INPUT MATERIAL -
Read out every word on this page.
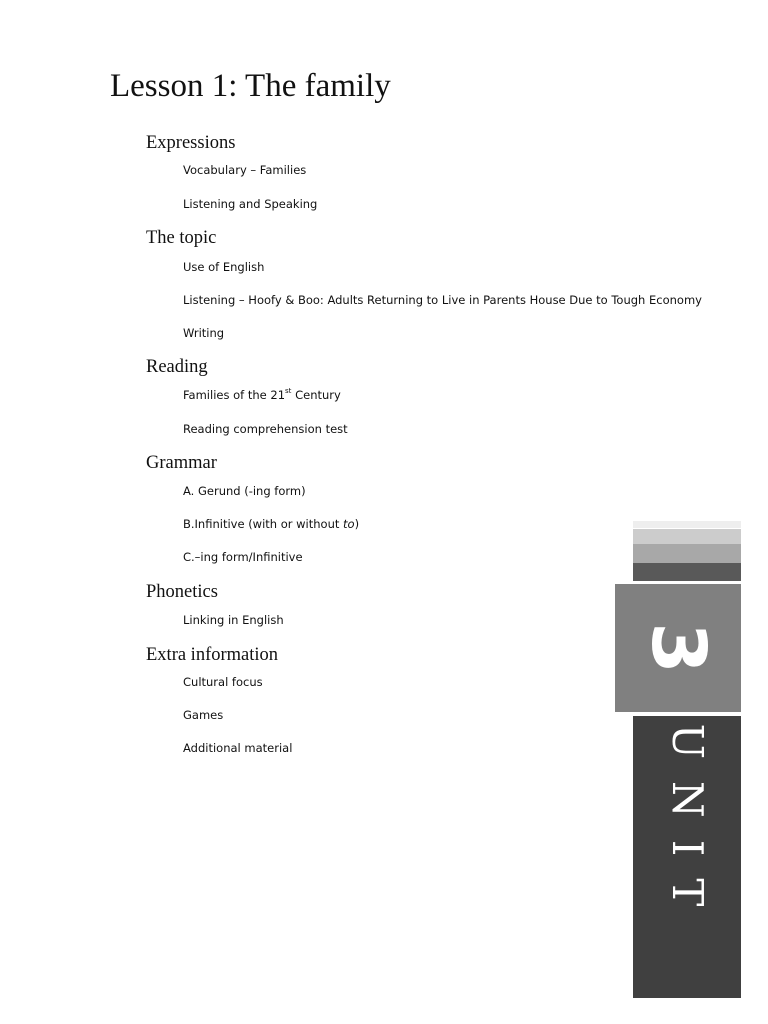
Lesson 1: The family
Expressions

Vocabulary – Families

Listening and Speaking

The topic

Use of English

Listening – Hoofy & Boo: Adults Returning to Live in Parents House Due to Tough Economy

Writing

Reading

Families of the 21st Century

Reading comprehension test

Grammar

A. Gerund (-ing form)

B.Infinitive (with or without to)

C.–ing form/Infinitive

Phonetics

Linking in English

Extra information

Cultural focus

Games

Additional material

3
UNIT
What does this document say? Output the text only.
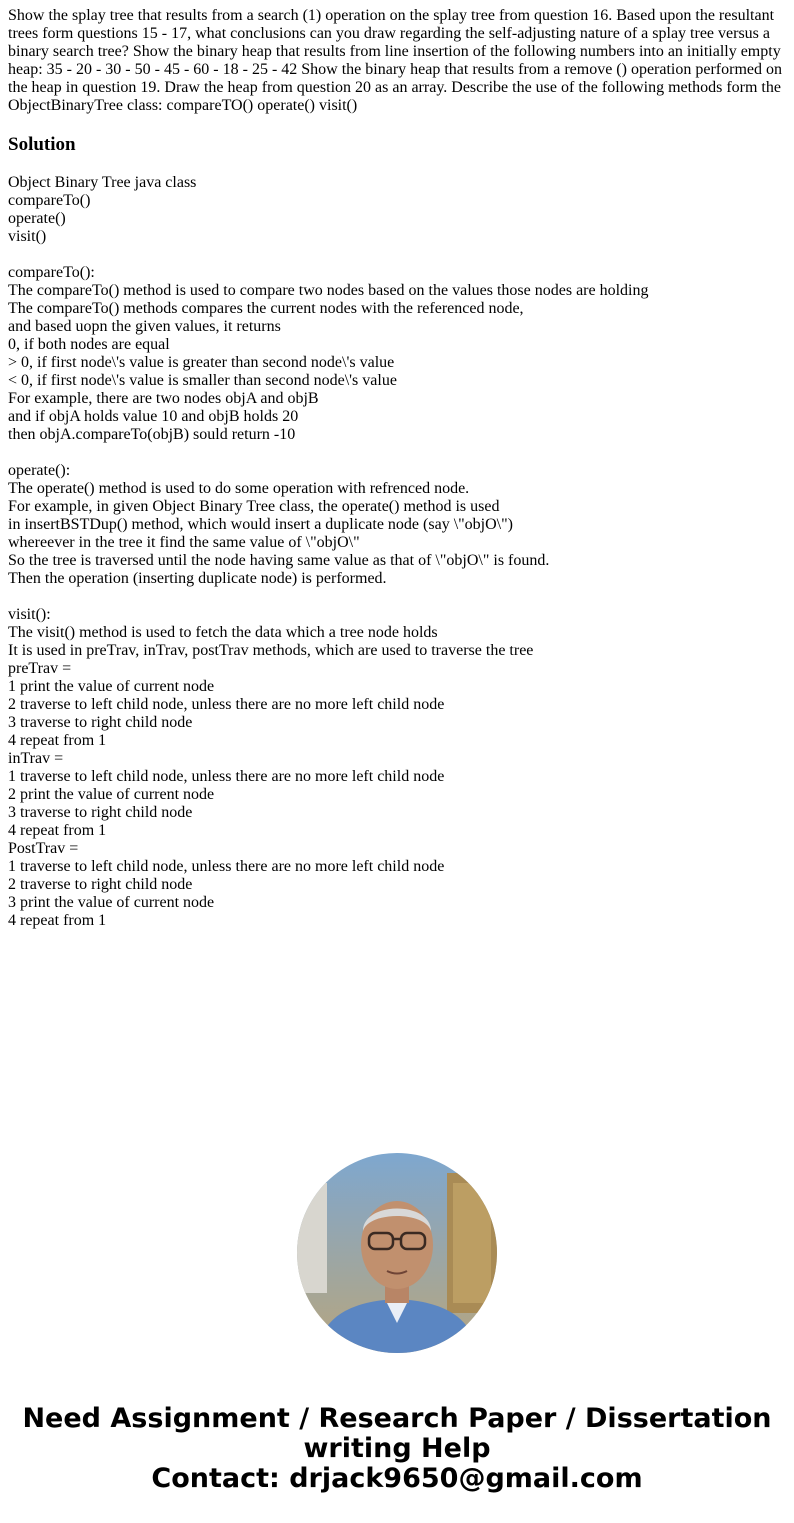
Show the splay tree that results from a search (1) operation on the splay tree from question 16. Based upon the resultant trees form questions 15 - 17, what conclusions can you draw regarding the self-adjusting nature of a splay tree versus a binary search tree? Show the binary heap that results from line insertion of the following numbers into an initially empty heap: 35 - 20 - 30 - 50 - 45 - 60 - 18 - 25 - 42 Show the binary heap that results from a remove () operation performed on the heap in question 19. Draw the heap from question 20 as an array. Describe the use of the following methods form the ObjectBinaryTree class: compareTO() operate() visit()

Solution
Object Binary Tree java class
compareTo()
operate()
visit()
compareTo():
The compareTo() method is used to compare two nodes based on the values those nodes are holding
The compareTo() methods compares the current nodes with the referenced node,
and based uopn the given values, it returns
0, if both nodes are equal
> 0, if first node\'s value is greater than second node\'s value
< 0, if first node\'s value is smaller than second node\'s value
For example, there are two nodes objA and objB
and if objA holds value 10 and objB holds 20
then objA.compareTo(objB) sould return -10
operate():
The operate() method is used to do some operation with refrenced node.
For example, in given Object Binary Tree class, the operate() method is used
in insertBSTDup() method, which would insert a duplicate node (say \"objO\")
whereever in the tree it find the same value of \"objO\"
So the tree is traversed until the node having same value as that of \"objO\" is found.
Then the operation (inserting duplicate node) is performed.
visit():
The visit() method is used to fetch the data which a tree node holds
It is used in preTrav, inTrav, postTrav methods, which are used to traverse the tree
preTrav =
1 print the value of current node
2 traverse to left child node, unless there are no more left child node
3 traverse to right child node
4 repeat from 1
inTrav =
1 traverse to left child node, unless there are no more left child node
2 print the value of current node
3 traverse to right child node
4 repeat from 1
PostTrav =
1 traverse to left child node, unless there are no more left child node
2 traverse to right child node
3 print the value of current node
4 repeat from 1
Need Assignment / Research Paper / Dissertation
writing Help
Contact: drjack9650@gmail.com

JOB - Wherever "objO" shows up in a line, copy that line.

OUTPUT OF THE TASK -
in insertBSTDup() method, which would insert a duplicate node (say \"objO\")
whereever in the tree it find the same value of \"objO\"
So the tree is traversed until the node having same value as that of \"objO\" is found.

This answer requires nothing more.